== 課題の指示 ==
a. スポーツチームびいきについての文章から、「毎日が「世界の国からこんにちは」」から「なれるのか?という事でした。」までの部分を一字一句そのまま書き写してください。
b. スポーツチームびいきについての文章の内容を二文で要約せよ。

== 元の文書 ==
···

毎日が「世界の国からこんにちは」
贔屓のスポーツチームがあるという謎
私が子供の頃、日本テレビの平日朝に「ズームイン!朝」というテレビ番組があって、今にして思えば、あれが「生放送ニュース&スポーツ番組」のはしりであったように思います(今もあるかは知らない)。
キー局・日本テレビにいる司会の徳光和夫と全国の地方局ニュースキャスターがニュースや天気を話し合うという内容で、その中で「プロ野球入れ込み情報(だっけ?)」というコーナーがあり、各人が贔屓にする野球チームの、昨晩の勝敗を喜んだり悲しんだりするという内容でした。徳光は日テレ=ジャイアンツに「入れ込んで」おり、大阪読売テレビの辛坊某というキャスターはタイガースに「入れ込んで」いる、といったような「設定」になっていました。タイガースが負けた翌日の「難儀やなあー」が流行語になったりもしましたが、今、右派ポピュリストになった辛坊に対しては死ねって思いますけどそれはどうでもいいとして、子供心にそれを見ていた私が疑問に思ったのは、自分と全く関係のないスポーツチームの、どうでもいいゲーム上の勝負に、なぜ一喜一憂する必要があるのか?赤の他人をなぜ好きになれるのか?という事でした。

···

== データ抜粋 ==

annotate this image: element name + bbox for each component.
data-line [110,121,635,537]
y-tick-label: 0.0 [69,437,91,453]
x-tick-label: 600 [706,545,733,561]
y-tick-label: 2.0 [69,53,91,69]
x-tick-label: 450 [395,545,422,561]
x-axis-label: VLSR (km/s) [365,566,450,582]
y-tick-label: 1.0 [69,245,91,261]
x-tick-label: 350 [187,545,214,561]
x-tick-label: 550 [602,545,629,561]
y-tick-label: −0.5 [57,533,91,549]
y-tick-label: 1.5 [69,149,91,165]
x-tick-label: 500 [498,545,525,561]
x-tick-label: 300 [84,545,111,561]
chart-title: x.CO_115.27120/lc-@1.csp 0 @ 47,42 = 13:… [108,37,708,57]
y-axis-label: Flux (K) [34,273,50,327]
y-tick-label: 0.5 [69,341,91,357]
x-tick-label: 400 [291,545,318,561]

···

== 解答一覧 ==
a.
毎日が「世界の国からこんにちは」
贔屓のスポーツチームがあるという謎
私が子供の頃、日本テレビの平日朝に「ズームイン!朝」というテレビ番組があって、今にして思えば、あれが「生放送ニュース&スポーツ番組」のはしりであったように思います(今もあるかは知らない)。
キー局・日本テレビにいる司会の徳光和夫と全国の地方局ニュースキャスターがニュースや天気を話し合うという内容で、その中で「プロ野球入れ込み情報(だっけ?)」というコーナーがあり、各人が贔屓にする野球チームの、昨晩の勝敗を喜んだり悲しんだりするという内容でした。徳光は日テレ=ジャイアンツに「入れ込んで」おり、大阪読売テレビの辛坊某というキャスターはタイガースに「入れ込んで」いる、といったような「設定」になっていました。タイガースが負けた翌日の「難儀やなあー」が流行語になったりもしましたが、今、右派ポピュリストになった辛坊に対しては死ねって思いますけどそれはどうでもいいとして、子供心にそれを見ていた私が疑問に思ったのは、自分と全く関係のないスポーツチームの、どうでもいいゲーム上の勝負に、なぜ一喜一憂する必要があるのか?赤の他人をなぜ好きになれるのか?という事でした。

b. 筆者が子供の頃、日本テレビの平日朝の番組「ズームイン!朝」には、司会の徳光和夫や全国の地方局キャスターがそれぞれ贔屓にする野球チームの前夜の勝敗を喜んだり悲しんだりするコーナーがあった。それを見ていた筆者は、自分と全く関係のないチームの勝負になぜ一喜一憂する必要があるのか、赤の他人をなぜ好きになれるのかと疑問に思った。